-- Start of TASK INPUT --
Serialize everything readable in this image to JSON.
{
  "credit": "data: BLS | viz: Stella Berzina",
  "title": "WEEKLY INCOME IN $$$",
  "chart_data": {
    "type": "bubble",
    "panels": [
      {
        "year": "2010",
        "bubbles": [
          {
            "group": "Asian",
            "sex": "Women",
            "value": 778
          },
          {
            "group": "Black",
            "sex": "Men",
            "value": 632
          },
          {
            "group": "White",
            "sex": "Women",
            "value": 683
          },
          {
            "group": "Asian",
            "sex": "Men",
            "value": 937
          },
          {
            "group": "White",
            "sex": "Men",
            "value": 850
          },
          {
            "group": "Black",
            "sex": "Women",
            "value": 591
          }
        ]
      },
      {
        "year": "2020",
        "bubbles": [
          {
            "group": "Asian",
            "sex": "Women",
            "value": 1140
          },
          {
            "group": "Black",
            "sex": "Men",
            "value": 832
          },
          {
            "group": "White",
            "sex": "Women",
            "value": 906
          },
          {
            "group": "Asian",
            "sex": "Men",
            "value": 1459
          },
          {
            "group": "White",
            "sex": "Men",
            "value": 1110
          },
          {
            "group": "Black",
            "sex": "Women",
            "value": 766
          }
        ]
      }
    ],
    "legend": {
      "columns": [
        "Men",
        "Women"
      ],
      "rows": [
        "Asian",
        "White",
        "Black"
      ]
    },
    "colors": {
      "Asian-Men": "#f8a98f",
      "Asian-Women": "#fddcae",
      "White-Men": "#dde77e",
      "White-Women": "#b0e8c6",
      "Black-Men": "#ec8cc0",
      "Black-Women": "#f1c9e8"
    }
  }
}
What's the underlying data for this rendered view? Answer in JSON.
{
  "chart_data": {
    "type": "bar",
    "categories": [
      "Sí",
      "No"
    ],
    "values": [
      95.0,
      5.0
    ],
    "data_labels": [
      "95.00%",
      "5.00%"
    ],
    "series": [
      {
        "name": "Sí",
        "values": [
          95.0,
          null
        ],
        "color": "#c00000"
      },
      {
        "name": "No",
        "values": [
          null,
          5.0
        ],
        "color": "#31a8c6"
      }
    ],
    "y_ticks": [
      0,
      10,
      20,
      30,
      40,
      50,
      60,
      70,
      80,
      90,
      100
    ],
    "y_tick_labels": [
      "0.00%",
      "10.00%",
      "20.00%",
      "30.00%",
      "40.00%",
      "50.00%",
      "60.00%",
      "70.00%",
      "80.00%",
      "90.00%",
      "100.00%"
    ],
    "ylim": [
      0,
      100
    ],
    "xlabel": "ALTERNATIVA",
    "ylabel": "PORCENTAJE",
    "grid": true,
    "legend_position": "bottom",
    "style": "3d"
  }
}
-- End of TASK INPUT --
EXERCISE REQUIREMENTS:
Take the listing above and set it down exactly.

CORRECT ANSWER:
Serialize everything readable in this image to JSON.
{
  "credit": "data: BLS | viz: Stella Berzina",
  "title": "WEEKLY INCOME IN $$$",
  "chart_data": {
    "type": "bubble",
    "panels": [
      {
        "year": "2010",
        "bubbles": [
          {
            "group": "Asian",
            "sex": "Women",
            "value": 778
          },
          {
            "group": "Black",
            "sex": "Men",
            "value": 632
          },
          {
            "group": "White",
            "sex": "Women",
            "value": 683
          },
          {
            "group": "Asian",
            "sex": "Men",
            "value": 937
          },
          {
            "group": "White",
            "sex": "Men",
            "value": 850
          },
          {
            "group": "Black",
            "sex": "Women",
            "value": 591
          }
        ]
      },
      {
        "year": "2020",
        "bubbles": [
          {
            "group": "Asian",
            "sex": "Women",
            "value": 1140
          },
          {
            "group": "Black",
            "sex": "Men",
            "value": 832
          },
          {
            "group": "White",
            "sex": "Women",
            "value": 906
          },
          {
            "group": "Asian",
            "sex": "Men",
            "value": 1459
          },
          {
            "group": "White",
            "sex": "Men",
            "value": 1110
          },
          {
            "group": "Black",
            "sex": "Women",
            "value": 766
          }
        ]
      }
    ],
    "legend": {
      "columns": [
        "Men",
        "Women"
      ],
      "rows": [
        "Asian",
        "White",
        "Black"
      ]
    },
    "colors": {
      "Asian-Men": "#f8a98f",
      "Asian-Women": "#fddcae",
      "White-Men": "#dde77e",
      "White-Women": "#b0e8c6",
      "Black-Men": "#ec8cc0",
      "Black-Women": "#f1c9e8"
    }
  }
}
What's the underlying data for this rendered view? Answer in JSON.
{
  "chart_data": {
    "type": "bar",
    "categories": [
      "Sí",
      "No"
    ],
    "values": [
      95.0,
      5.0
    ],
    "data_labels": [
      "95.00%",
      "5.00%"
    ],
    "series": [
      {
        "name": "Sí",
        "values": [
          95.0,
          null
        ],
        "color": "#c00000"
      },
      {
        "name": "No",
        "values": [
          null,
          5.0
        ],
        "color": "#31a8c6"
      }
    ],
    "y_ticks": [
      0,
      10,
      20,
      30,
      40,
      50,
      60,
      70,
      80,
      90,
      100
    ],
    "y_tick_labels": [
      "0.00%",
      "10.00%",
      "20.00%",
      "30.00%",
      "40.00%",
      "50.00%",
      "60.00%",
      "70.00%",
      "80.00%",
      "90.00%",
      "100.00%"
    ],
    "ylim": [
      0,
      100
    ],
    "xlabel": "ALTERNATIVA",
    "ylabel": "PORCENTAJE",
    "grid": true,
    "legend_position": "bottom",
    "style": "3d"
  }
}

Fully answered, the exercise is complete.